Problem to work on: Hunt for the word "content" across the entries below, copying each line that holds it.

[Data entries]

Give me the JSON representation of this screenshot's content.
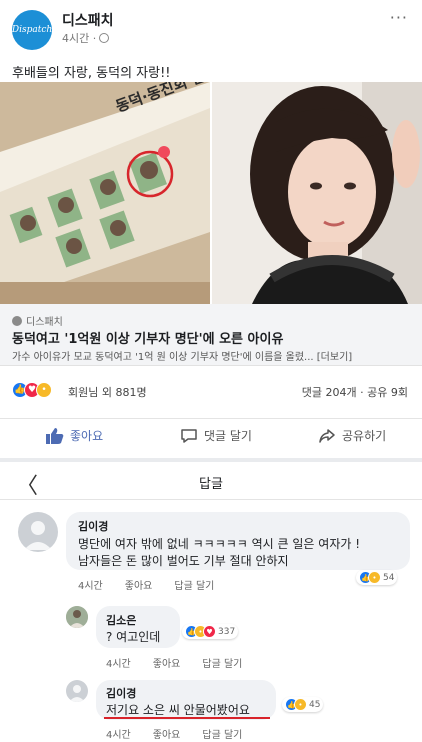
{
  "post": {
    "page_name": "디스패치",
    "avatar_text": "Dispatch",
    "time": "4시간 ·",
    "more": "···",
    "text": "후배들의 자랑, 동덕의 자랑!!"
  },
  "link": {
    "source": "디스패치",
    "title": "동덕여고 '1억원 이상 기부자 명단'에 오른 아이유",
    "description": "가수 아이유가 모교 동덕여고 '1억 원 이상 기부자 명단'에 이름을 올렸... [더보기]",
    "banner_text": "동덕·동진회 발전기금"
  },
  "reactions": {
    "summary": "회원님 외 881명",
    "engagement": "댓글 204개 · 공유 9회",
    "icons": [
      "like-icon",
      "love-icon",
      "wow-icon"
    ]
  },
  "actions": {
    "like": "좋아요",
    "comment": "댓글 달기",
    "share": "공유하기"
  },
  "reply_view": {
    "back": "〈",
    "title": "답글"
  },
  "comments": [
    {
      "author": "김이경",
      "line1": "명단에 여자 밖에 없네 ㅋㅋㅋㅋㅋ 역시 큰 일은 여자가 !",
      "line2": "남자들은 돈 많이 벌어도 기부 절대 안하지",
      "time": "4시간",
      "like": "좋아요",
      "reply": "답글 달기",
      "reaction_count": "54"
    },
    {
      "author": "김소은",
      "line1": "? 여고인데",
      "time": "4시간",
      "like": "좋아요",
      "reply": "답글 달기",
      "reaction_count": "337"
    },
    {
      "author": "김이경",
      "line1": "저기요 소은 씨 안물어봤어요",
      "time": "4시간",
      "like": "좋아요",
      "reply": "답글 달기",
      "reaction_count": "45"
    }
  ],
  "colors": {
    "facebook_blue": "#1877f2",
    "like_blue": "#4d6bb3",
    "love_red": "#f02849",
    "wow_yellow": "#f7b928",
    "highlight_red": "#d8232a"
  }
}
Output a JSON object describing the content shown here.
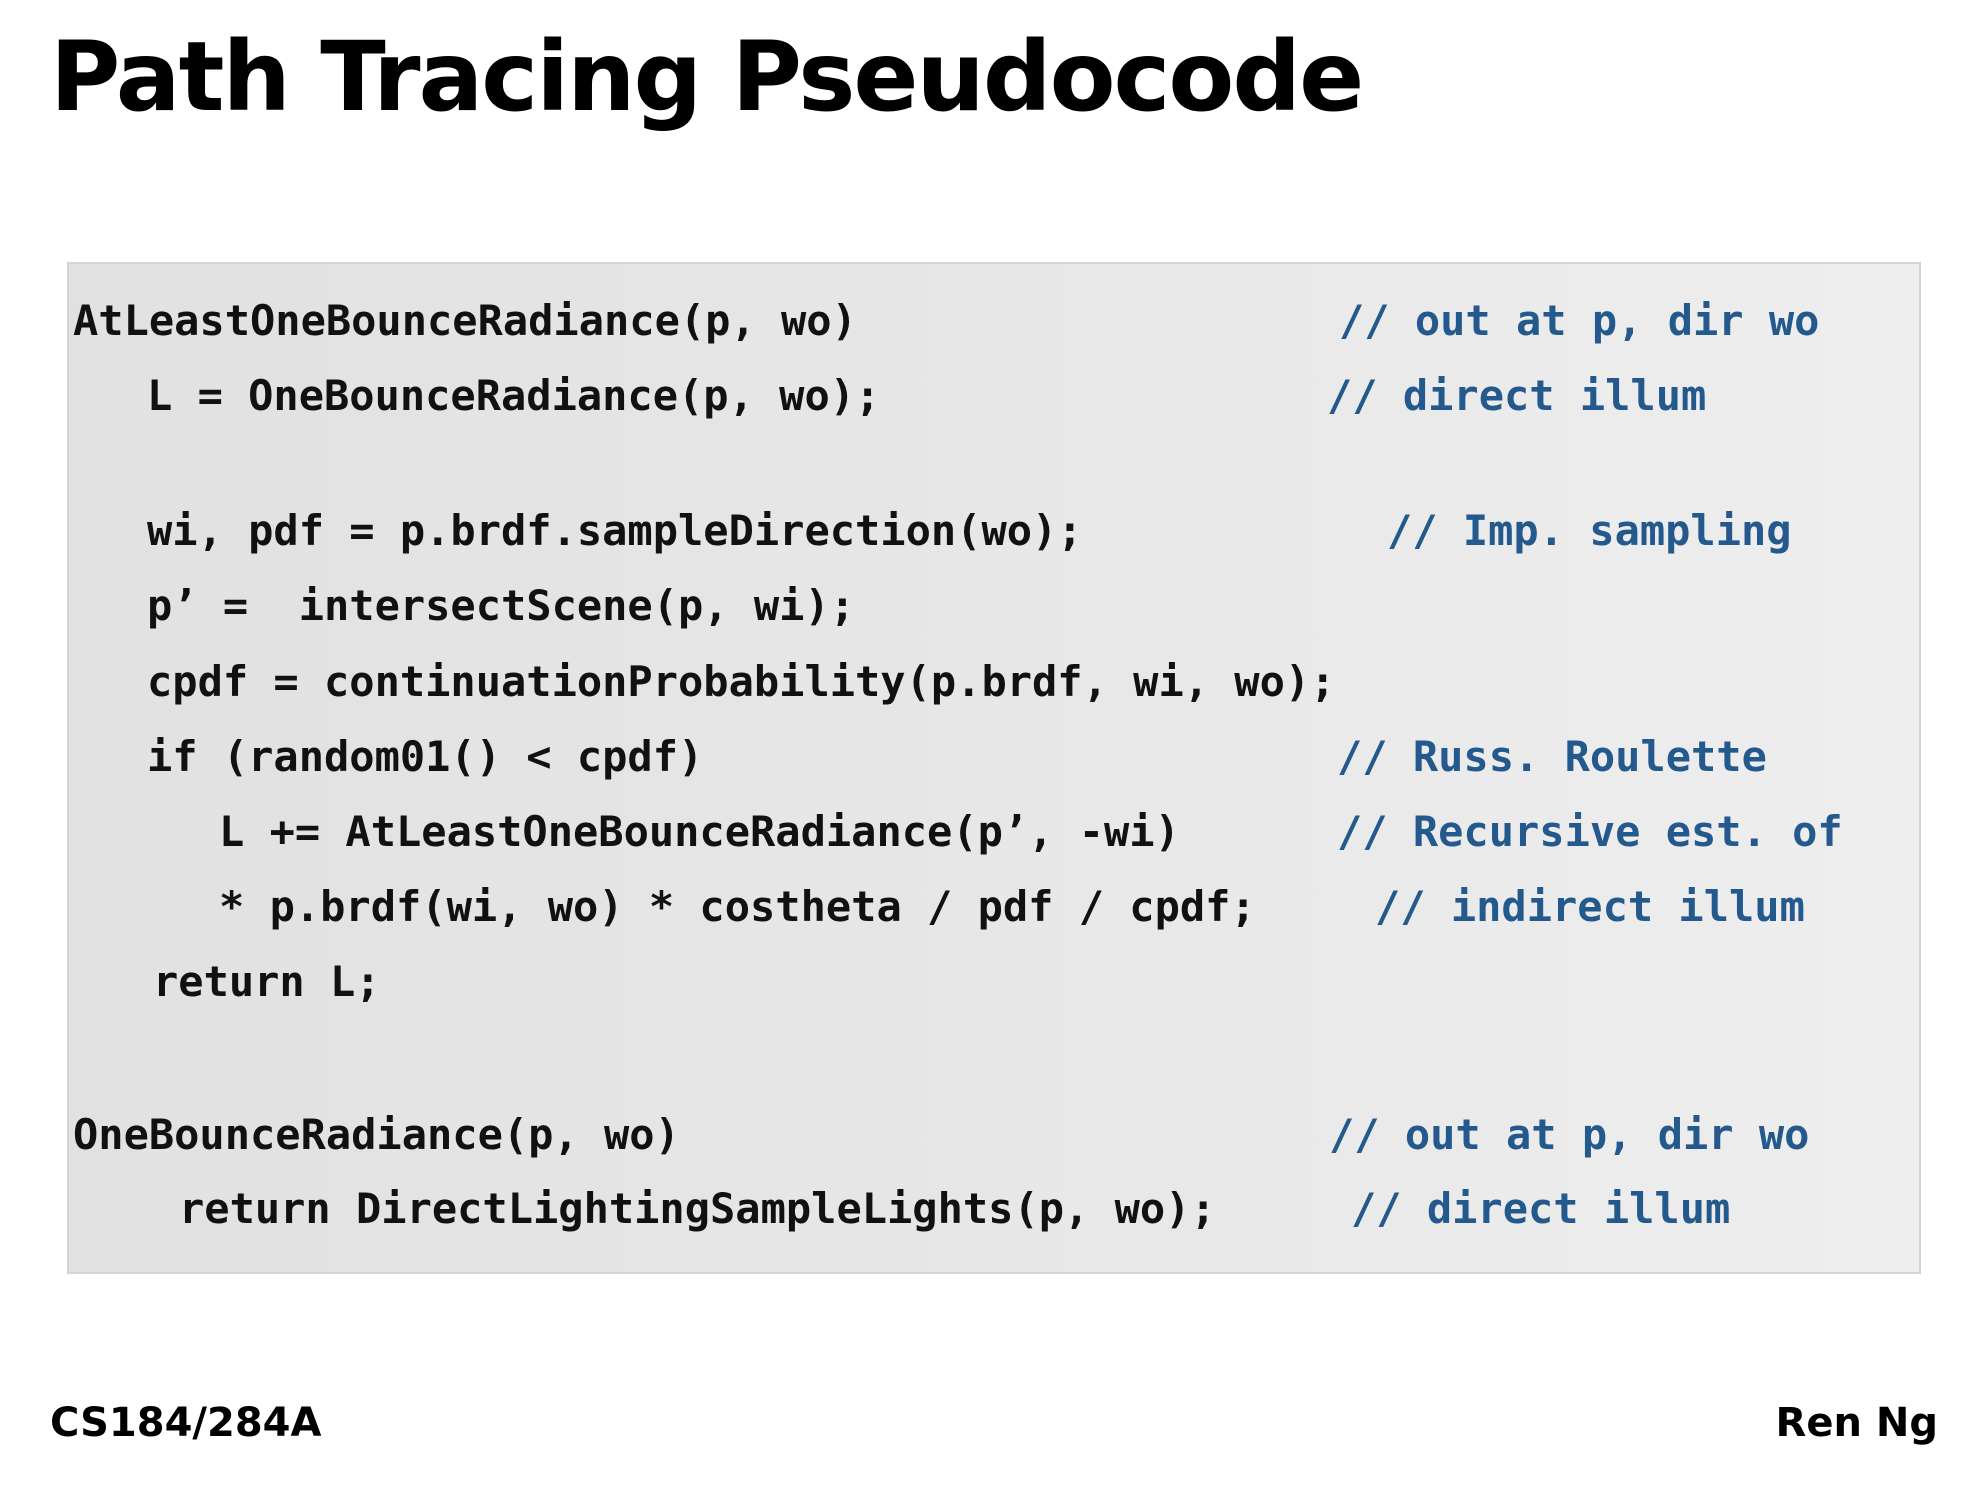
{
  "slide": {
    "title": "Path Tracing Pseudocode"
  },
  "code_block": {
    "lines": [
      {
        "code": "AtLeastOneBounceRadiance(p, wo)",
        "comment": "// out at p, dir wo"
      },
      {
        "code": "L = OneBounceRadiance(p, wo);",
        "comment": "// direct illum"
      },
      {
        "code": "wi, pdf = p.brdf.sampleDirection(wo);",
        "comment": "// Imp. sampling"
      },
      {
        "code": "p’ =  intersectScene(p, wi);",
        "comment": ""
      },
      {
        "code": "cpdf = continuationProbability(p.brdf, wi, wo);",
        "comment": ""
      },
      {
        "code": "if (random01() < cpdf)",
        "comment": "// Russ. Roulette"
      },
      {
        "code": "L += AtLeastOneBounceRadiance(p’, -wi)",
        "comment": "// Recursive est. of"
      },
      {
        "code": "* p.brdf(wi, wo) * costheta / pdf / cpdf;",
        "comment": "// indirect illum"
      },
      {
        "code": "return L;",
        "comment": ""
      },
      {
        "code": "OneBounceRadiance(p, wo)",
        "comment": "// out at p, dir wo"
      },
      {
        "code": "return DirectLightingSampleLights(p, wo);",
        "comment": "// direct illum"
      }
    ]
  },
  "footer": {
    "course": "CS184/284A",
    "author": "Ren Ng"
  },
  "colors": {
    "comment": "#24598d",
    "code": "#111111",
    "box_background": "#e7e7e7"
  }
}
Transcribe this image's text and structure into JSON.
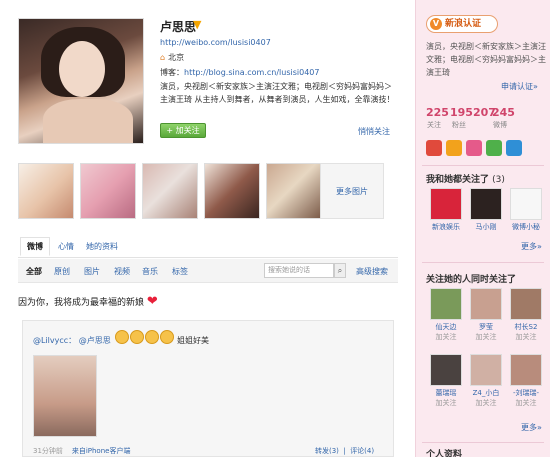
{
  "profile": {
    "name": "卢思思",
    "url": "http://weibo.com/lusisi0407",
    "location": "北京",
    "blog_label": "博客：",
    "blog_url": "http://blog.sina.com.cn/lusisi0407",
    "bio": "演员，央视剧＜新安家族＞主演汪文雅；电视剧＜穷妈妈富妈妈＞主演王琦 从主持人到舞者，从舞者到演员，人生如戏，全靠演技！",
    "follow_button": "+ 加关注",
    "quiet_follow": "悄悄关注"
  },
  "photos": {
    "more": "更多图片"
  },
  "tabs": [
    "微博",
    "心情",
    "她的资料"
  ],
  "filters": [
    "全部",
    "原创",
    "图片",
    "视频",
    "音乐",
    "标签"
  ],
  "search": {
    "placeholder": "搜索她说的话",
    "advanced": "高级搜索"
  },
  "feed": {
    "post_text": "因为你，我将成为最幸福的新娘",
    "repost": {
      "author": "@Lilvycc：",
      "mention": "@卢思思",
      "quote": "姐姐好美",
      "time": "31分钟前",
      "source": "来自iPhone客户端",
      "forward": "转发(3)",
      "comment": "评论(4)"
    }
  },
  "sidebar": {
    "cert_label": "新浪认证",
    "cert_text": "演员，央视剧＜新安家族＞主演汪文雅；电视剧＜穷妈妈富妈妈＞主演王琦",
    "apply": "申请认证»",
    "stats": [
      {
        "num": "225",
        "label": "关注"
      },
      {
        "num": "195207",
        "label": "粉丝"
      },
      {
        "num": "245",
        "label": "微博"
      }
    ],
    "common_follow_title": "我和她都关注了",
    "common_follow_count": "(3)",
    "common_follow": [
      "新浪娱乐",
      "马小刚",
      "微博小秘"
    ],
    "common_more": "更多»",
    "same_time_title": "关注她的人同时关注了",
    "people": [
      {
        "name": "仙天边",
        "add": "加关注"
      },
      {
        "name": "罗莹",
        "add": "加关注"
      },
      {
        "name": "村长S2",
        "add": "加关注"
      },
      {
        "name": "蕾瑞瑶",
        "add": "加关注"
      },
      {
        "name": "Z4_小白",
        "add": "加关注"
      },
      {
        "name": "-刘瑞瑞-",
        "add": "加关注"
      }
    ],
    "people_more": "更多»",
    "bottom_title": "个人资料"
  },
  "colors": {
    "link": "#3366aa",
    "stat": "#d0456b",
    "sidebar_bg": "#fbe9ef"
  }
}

Result of the task:
Give me the JSON representation of this screenshot's content.
Output a JSON object describing the content shown here.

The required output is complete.